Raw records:
* * * *
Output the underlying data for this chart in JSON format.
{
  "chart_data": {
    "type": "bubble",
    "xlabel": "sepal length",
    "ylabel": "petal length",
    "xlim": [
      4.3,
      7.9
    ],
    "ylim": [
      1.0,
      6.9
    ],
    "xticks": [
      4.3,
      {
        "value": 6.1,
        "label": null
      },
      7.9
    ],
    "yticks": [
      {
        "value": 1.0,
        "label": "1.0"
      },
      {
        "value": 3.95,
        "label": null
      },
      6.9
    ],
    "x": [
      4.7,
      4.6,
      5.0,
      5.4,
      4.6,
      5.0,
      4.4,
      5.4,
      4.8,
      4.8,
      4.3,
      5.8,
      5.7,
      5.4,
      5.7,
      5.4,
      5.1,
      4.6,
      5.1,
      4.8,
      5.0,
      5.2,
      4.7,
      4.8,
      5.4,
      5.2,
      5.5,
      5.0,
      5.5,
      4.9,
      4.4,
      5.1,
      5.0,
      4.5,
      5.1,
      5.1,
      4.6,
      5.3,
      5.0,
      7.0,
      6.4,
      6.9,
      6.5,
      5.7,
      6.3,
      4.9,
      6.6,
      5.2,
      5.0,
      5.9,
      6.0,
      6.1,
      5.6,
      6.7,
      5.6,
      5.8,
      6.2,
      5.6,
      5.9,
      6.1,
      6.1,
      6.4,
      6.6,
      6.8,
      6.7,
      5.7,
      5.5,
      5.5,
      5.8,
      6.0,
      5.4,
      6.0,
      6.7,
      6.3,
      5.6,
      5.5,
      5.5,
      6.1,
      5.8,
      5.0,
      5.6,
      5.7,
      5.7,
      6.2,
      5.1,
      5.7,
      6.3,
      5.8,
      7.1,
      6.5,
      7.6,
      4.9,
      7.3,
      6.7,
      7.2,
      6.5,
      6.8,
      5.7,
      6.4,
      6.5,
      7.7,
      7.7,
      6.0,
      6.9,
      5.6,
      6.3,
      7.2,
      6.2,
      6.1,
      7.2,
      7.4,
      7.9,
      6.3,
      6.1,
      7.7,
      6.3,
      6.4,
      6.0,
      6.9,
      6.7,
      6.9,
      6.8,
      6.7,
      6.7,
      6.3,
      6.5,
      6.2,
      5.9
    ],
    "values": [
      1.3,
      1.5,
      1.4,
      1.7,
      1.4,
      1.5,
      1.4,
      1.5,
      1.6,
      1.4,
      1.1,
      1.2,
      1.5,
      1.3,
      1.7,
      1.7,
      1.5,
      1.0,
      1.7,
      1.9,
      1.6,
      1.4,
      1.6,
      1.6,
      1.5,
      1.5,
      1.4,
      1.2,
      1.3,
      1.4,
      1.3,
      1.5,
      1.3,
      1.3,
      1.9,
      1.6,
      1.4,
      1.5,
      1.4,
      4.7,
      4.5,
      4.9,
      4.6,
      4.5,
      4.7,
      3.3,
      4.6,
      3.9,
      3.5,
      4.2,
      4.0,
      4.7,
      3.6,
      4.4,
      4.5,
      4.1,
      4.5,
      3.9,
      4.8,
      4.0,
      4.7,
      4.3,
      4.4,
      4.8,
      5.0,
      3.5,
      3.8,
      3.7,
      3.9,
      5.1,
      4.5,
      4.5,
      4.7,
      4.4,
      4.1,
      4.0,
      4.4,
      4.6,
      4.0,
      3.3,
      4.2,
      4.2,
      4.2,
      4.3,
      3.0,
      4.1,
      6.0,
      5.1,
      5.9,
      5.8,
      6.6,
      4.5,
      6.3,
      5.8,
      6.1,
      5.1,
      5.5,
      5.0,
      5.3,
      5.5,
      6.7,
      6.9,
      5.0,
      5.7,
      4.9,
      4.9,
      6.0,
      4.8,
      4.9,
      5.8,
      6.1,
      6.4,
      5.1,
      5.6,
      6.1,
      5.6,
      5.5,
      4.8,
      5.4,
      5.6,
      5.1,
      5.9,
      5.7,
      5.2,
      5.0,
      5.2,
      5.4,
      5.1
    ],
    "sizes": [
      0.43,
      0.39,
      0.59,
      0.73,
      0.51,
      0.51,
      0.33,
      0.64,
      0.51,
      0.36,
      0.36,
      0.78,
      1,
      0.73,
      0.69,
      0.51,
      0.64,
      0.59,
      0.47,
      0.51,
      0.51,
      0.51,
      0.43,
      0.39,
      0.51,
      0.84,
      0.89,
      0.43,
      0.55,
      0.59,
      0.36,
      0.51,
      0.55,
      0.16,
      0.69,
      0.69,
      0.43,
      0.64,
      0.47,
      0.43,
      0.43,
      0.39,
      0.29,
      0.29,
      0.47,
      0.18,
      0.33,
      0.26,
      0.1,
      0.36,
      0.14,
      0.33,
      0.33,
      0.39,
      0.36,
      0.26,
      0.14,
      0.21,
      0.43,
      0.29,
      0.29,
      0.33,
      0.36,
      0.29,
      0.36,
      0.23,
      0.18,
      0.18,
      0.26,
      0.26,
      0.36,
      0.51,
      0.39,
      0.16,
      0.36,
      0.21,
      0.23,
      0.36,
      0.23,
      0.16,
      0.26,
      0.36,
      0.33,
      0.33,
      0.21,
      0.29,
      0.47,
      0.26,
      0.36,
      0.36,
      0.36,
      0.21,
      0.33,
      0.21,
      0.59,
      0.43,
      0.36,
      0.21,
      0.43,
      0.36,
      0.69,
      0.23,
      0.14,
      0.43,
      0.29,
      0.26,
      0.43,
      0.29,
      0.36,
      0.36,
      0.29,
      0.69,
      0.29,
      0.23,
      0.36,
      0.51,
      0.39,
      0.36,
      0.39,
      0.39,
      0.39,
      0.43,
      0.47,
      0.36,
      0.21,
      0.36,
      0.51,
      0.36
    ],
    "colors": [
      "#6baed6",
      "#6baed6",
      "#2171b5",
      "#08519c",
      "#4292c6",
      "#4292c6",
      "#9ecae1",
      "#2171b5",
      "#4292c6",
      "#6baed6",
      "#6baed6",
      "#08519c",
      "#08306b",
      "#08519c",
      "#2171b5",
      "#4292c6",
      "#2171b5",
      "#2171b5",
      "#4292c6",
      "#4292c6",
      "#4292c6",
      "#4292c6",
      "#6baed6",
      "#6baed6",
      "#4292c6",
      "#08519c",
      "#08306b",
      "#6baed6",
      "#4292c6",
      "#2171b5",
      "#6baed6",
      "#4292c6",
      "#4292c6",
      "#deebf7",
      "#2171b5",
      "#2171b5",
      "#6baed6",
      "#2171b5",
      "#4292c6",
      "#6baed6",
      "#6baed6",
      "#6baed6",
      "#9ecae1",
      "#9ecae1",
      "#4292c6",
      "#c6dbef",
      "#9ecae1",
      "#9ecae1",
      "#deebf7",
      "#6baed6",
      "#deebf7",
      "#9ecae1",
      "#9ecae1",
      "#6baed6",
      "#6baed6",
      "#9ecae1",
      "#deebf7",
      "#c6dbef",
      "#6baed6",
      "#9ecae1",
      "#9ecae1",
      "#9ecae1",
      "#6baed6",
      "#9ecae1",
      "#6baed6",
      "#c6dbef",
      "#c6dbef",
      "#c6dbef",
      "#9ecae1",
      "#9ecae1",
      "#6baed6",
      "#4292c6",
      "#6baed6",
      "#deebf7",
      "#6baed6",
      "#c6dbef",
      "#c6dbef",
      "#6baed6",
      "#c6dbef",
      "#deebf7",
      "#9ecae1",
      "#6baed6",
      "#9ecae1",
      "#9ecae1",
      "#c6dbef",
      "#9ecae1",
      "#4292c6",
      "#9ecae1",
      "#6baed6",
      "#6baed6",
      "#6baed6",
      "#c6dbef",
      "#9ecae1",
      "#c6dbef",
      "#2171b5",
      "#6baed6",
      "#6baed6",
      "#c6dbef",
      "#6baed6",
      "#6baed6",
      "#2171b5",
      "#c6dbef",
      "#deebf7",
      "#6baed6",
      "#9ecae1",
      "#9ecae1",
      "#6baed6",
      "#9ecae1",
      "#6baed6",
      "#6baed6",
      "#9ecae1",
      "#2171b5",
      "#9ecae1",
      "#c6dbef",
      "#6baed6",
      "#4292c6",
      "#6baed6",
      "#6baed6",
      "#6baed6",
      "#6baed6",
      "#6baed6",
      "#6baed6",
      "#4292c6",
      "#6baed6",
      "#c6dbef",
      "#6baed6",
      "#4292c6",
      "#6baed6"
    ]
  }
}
* * * *
Short exercise ::
Every line in the data that holds "length" should be copied out.

Worked answer ::
    "xlabel": "sepal length",
    "ylabel": "petal length",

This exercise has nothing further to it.